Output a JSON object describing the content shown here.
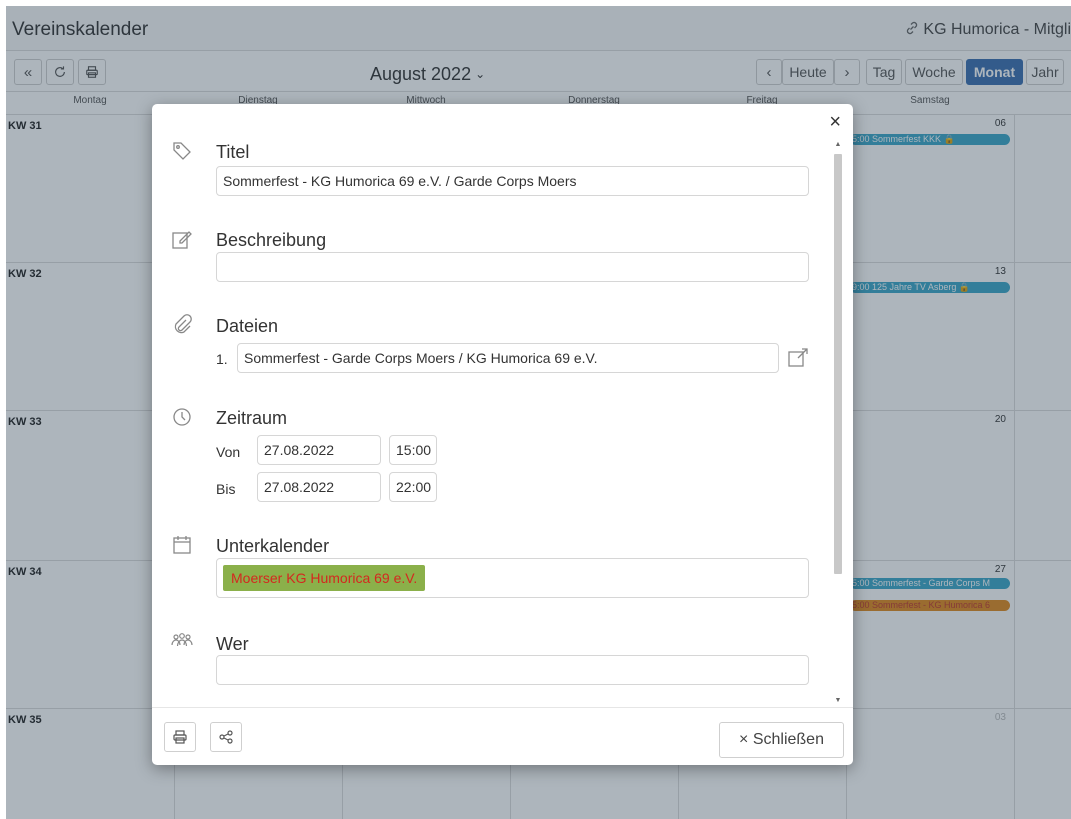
{
  "app": {
    "title": "Vereinskalender",
    "org_link": "KG Humorica - Mitgli"
  },
  "toolbar": {
    "month_label": "August 2022",
    "today_label": "Heute",
    "views": [
      "Tag",
      "Woche",
      "Monat",
      "Jahr"
    ],
    "active_view": "Monat",
    "accent_color": "#3a6fb0"
  },
  "calendar": {
    "weekdays": [
      "Montag",
      "Dienstag",
      "Mittwoch",
      "Donnerstag",
      "Freitag",
      "Samstag"
    ],
    "weeks": [
      {
        "kw": "KW 31",
        "sat_day": "06",
        "events": [
          {
            "label": "5:00 Sommerfest KKK",
            "color": "#3aa6c8",
            "locked": true
          }
        ]
      },
      {
        "kw": "KW 32",
        "sat_day": "13",
        "events": [
          {
            "label": "9:00 125 Jahre TV Asberg",
            "color": "#3aa6c8",
            "locked": true
          }
        ]
      },
      {
        "kw": "KW 33",
        "sat_day": "20",
        "events": []
      },
      {
        "kw": "KW 34",
        "sat_day": "27",
        "events": [
          {
            "label": "5:00 Sommerfest - Garde Corps M",
            "color": "#3aa6c8",
            "locked": false
          },
          {
            "label": "5:00 Sommerfest - KG Humorica 6",
            "color": "#e08a1e",
            "locked": false
          }
        ]
      },
      {
        "kw": "KW 35",
        "sat_day": "03",
        "events": []
      }
    ]
  },
  "modal": {
    "title_label": "Titel",
    "title_value": "Sommerfest - KG Humorica 69 e.V. / Garde Corps Moers",
    "description_label": "Beschreibung",
    "description_value": "",
    "files_label": "Dateien",
    "file_index": "1.",
    "file_name": "Sommerfest - Garde Corps Moers / KG Humorica 69 e.V.",
    "timeframe_label": "Zeitraum",
    "from_label": "Von",
    "from_date": "27.08.2022",
    "from_time": "15:00",
    "to_label": "Bis",
    "to_date": "27.08.2022",
    "to_time": "22:00",
    "subcalendar_label": "Unterkalender",
    "subcalendar_tag": "Moerser KG Humorica 69 e.V.",
    "who_label": "Wer",
    "who_value": "",
    "close_label": "× Schließen"
  }
}
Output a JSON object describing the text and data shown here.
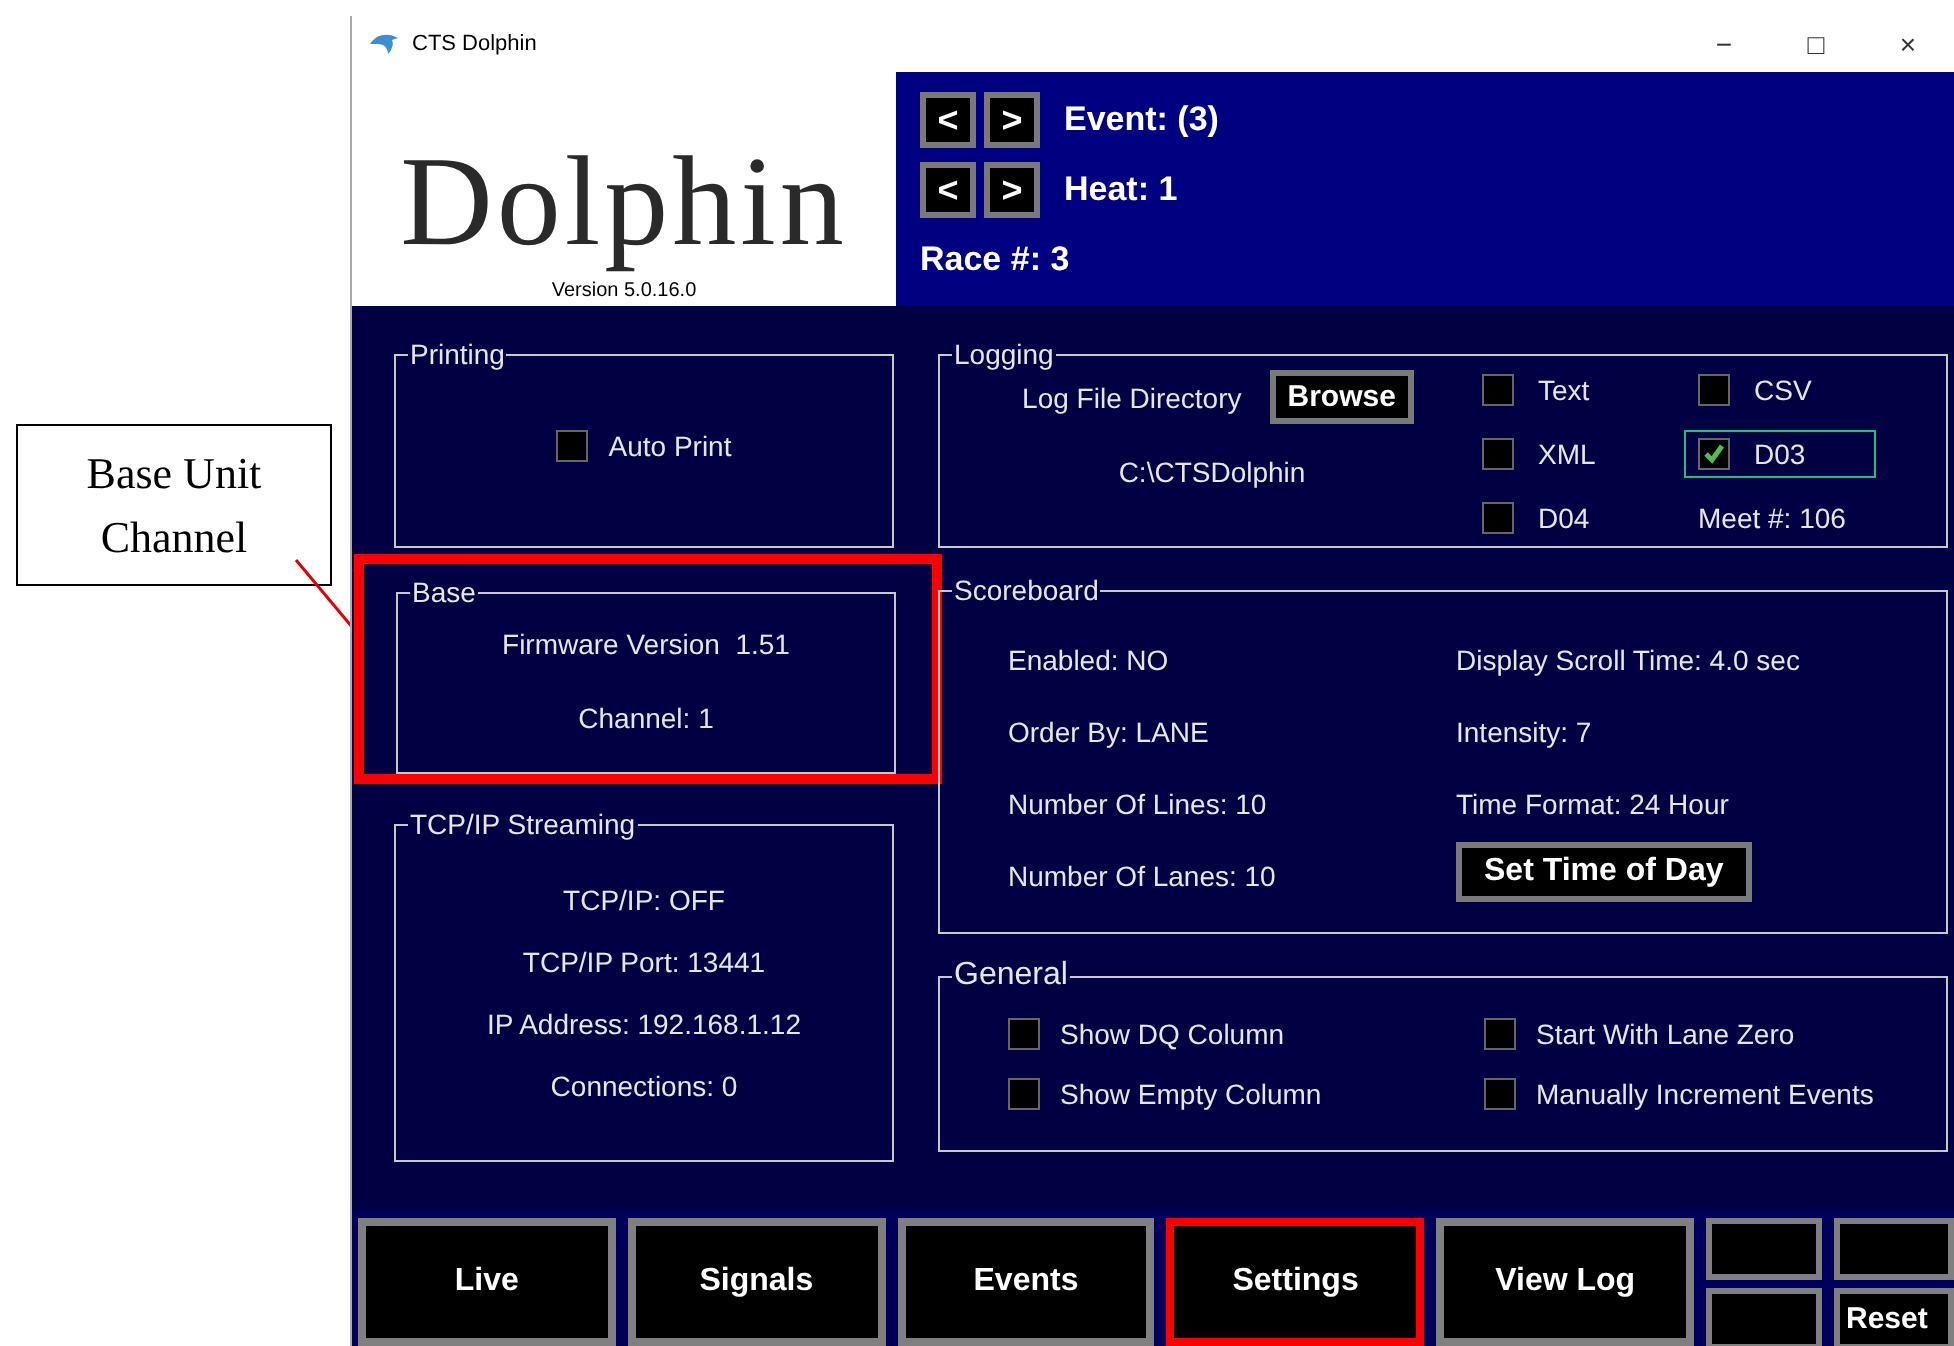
{
  "annotation": {
    "text": "Base Unit Channel"
  },
  "window": {
    "title": "CTS Dolphin",
    "controls": [
      "−",
      "□",
      "×"
    ]
  },
  "logo": {
    "text": "Dolphin",
    "version": "Version 5.0.16.0"
  },
  "race_nav": [
    {
      "prev": "<",
      "next": ">",
      "label": "Event: (3)"
    },
    {
      "prev": "<",
      "next": ">",
      "label": "Heat: 1"
    }
  ],
  "race_number": "Race #: 3",
  "printing": {
    "title": "Printing",
    "options": [
      {
        "label": "Auto Print",
        "checked": false
      }
    ]
  },
  "base": {
    "title": "Base",
    "highlighted": true,
    "lines": [
      "Firmware Version  1.51",
      "Channel: 1"
    ]
  },
  "tcpip": {
    "title": "TCP/IP Streaming",
    "lines": [
      "TCP/IP: OFF",
      "TCP/IP Port: 13441",
      "IP Address: 192.168.1.12",
      "Connections: 0"
    ]
  },
  "logging": {
    "title": "Logging",
    "directory_label": "Log File Directory",
    "browse": "Browse",
    "directory": "C:\\CTSDolphin",
    "meet": "Meet #: 106",
    "formats": [
      {
        "label": "Text",
        "checked": false,
        "focused": false
      },
      {
        "label": "CSV",
        "checked": false,
        "focused": false
      },
      {
        "label": "XML",
        "checked": false,
        "focused": false
      },
      {
        "label": "D03",
        "checked": true,
        "focused": true
      },
      {
        "label": "D04",
        "checked": false,
        "focused": false
      }
    ]
  },
  "scoreboard": {
    "title": "Scoreboard",
    "left": [
      {
        "kind": "text",
        "text": "Enabled: NO"
      },
      {
        "kind": "text",
        "text": "Order By: LANE"
      },
      {
        "kind": "text",
        "text": "Number Of Lines: 10"
      },
      {
        "kind": "text",
        "text": "Number Of Lanes: 10"
      }
    ],
    "right": [
      {
        "kind": "text",
        "text": "Display Scroll Time: 4.0 sec"
      },
      {
        "kind": "text",
        "text": "Intensity: 7"
      },
      {
        "kind": "text",
        "text": "Time Format: 24 Hour"
      },
      {
        "kind": "button",
        "text": "Set Time of Day"
      }
    ]
  },
  "general": {
    "title": "General",
    "options": [
      {
        "label": "Show DQ Column",
        "checked": false
      },
      {
        "label": "Start With Lane Zero",
        "checked": false
      },
      {
        "label": "Show Empty Column",
        "checked": false
      },
      {
        "label": "Manually Increment Events",
        "checked": false
      }
    ]
  },
  "nav_buttons": [
    {
      "label": "Live",
      "selected": false
    },
    {
      "label": "Signals",
      "selected": false
    },
    {
      "label": "Events",
      "selected": false
    },
    {
      "label": "Settings",
      "selected": true
    },
    {
      "label": "View Log",
      "selected": false
    }
  ],
  "small_buttons": [
    {
      "kind": "blank"
    },
    {
      "kind": "blank"
    },
    {
      "kind": "blank"
    },
    {
      "kind": "labeled",
      "label": "Reset"
    }
  ]
}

▶ Exercise directions
Leave every image out, and retype the material exactly.

▶ Full output
Output a JSON object describing the content shown here.
{
  "app": {
    "title": "Vereinskalender",
    "org_link": "KG Humorica - Mitgli"
  },
  "toolbar": {
    "month_label": "August 2022",
    "today_label": "Heute",
    "views": [
      "Tag",
      "Woche",
      "Monat",
      "Jahr"
    ],
    "active_view": "Monat",
    "accent_color": "#3a6fb0"
  },
  "calendar": {
    "weekdays": [
      "Montag",
      "Dienstag",
      "Mittwoch",
      "Donnerstag",
      "Freitag",
      "Samstag"
    ],
    "weeks": [
      {
        "kw": "KW 31",
        "sat_day": "06",
        "events": [
          {
            "label": "5:00 Sommerfest KKK",
            "color": "#3aa6c8",
            "locked": true
          }
        ]
      },
      {
        "kw": "KW 32",
        "sat_day": "13",
        "events": [
          {
            "label": "9:00 125 Jahre TV Asberg",
            "color": "#3aa6c8",
            "locked": true
          }
        ]
      },
      {
        "kw": "KW 33",
        "sat_day": "20",
        "events": []
      },
      {
        "kw": "KW 34",
        "sat_day": "27",
        "events": [
          {
            "label": "5:00 Sommerfest - Garde Corps M",
            "color": "#3aa6c8",
            "locked": false
          },
          {
            "label": "5:00 Sommerfest - KG Humorica 6",
            "color": "#e08a1e",
            "locked": false
          }
        ]
      },
      {
        "kw": "KW 35",
        "sat_day": "03",
        "events": []
      }
    ]
  },
  "modal": {
    "title_label": "Titel",
    "title_value": "Sommerfest - KG Humorica 69 e.V. / Garde Corps Moers",
    "description_label": "Beschreibung",
    "description_value": "",
    "files_label": "Dateien",
    "file_index": "1.",
    "file_name": "Sommerfest - Garde Corps Moers / KG Humorica 69 e.V.",
    "timeframe_label": "Zeitraum",
    "from_label": "Von",
    "from_date": "27.08.2022",
    "from_time": "15:00",
    "to_label": "Bis",
    "to_date": "27.08.2022",
    "to_time": "22:00",
    "subcalendar_label": "Unterkalender",
    "subcalendar_tag": "Moerser KG Humorica 69 e.V.",
    "who_label": "Wer",
    "who_value": "",
    "close_label": "× Schließen"
  }
}
Output a JSON object describing the text and data shown here.
{
  "annotation": {
    "text": "Base Unit Channel"
  },
  "window": {
    "title": "CTS Dolphin",
    "controls": [
      "−",
      "□",
      "×"
    ]
  },
  "logo": {
    "text": "Dolphin",
    "version": "Version 5.0.16.0"
  },
  "race_nav": [
    {
      "prev": "<",
      "next": ">",
      "label": "Event: (3)"
    },
    {
      "prev": "<",
      "next": ">",
      "label": "Heat: 1"
    }
  ],
  "race_number": "Race #: 3",
  "printing": {
    "title": "Printing",
    "options": [
      {
        "label": "Auto Print",
        "checked": false
      }
    ]
  },
  "base": {
    "title": "Base",
    "highlighted": true,
    "lines": [
      "Firmware Version  1.51",
      "Channel: 1"
    ]
  },
  "tcpip": {
    "title": "TCP/IP Streaming",
    "lines": [
      "TCP/IP: OFF",
      "TCP/IP Port: 13441",
      "IP Address: 192.168.1.12",
      "Connections: 0"
    ]
  },
  "logging": {
    "title": "Logging",
    "directory_label": "Log File Directory",
    "browse": "Browse",
    "directory": "C:\\CTSDolphin",
    "meet": "Meet #: 106",
    "formats": [
      {
        "label": "Text",
        "checked": false,
        "focused": false
      },
      {
        "label": "CSV",
        "checked": false,
        "focused": false
      },
      {
        "label": "XML",
        "checked": false,
        "focused": false
      },
      {
        "label": "D03",
        "checked": true,
        "focused": true
      },
      {
        "label": "D04",
        "checked": false,
        "focused": false
      }
    ]
  },
  "scoreboard": {
    "title": "Scoreboard",
    "left": [
      {
        "kind": "text",
        "text": "Enabled: NO"
      },
      {
        "kind": "text",
        "text": "Order By: LANE"
      },
      {
        "kind": "text",
        "text": "Number Of Lines: 10"
      },
      {
        "kind": "text",
        "text": "Number Of Lanes: 10"
      }
    ],
    "right": [
      {
        "kind": "text",
        "text": "Display Scroll Time: 4.0 sec"
      },
      {
        "kind": "text",
        "text": "Intensity: 7"
      },
      {
        "kind": "text",
        "text": "Time Format: 24 Hour"
      },
      {
        "kind": "button",
        "text": "Set Time of Day"
      }
    ]
  },
  "general": {
    "title": "General",
    "options": [
      {
        "label": "Show DQ Column",
        "checked": false
      },
      {
        "label": "Start With Lane Zero",
        "checked": false
      },
      {
        "label": "Show Empty Column",
        "checked": false
      },
      {
        "label": "Manually Increment Events",
        "checked": false
      }
    ]
  },
  "nav_buttons": [
    {
      "label": "Live",
      "selected": false
    },
    {
      "label": "Signals",
      "selected": false
    },
    {
      "label": "Events",
      "selected": false
    },
    {
      "label": "Settings",
      "selected": true
    },
    {
      "label": "View Log",
      "selected": false
    }
  ],
  "small_buttons": [
    {
      "kind": "blank"
    },
    {
      "kind": "blank"
    },
    {
      "kind": "blank"
    },
    {
      "kind": "labeled",
      "label": "Reset"
    }
  ]
}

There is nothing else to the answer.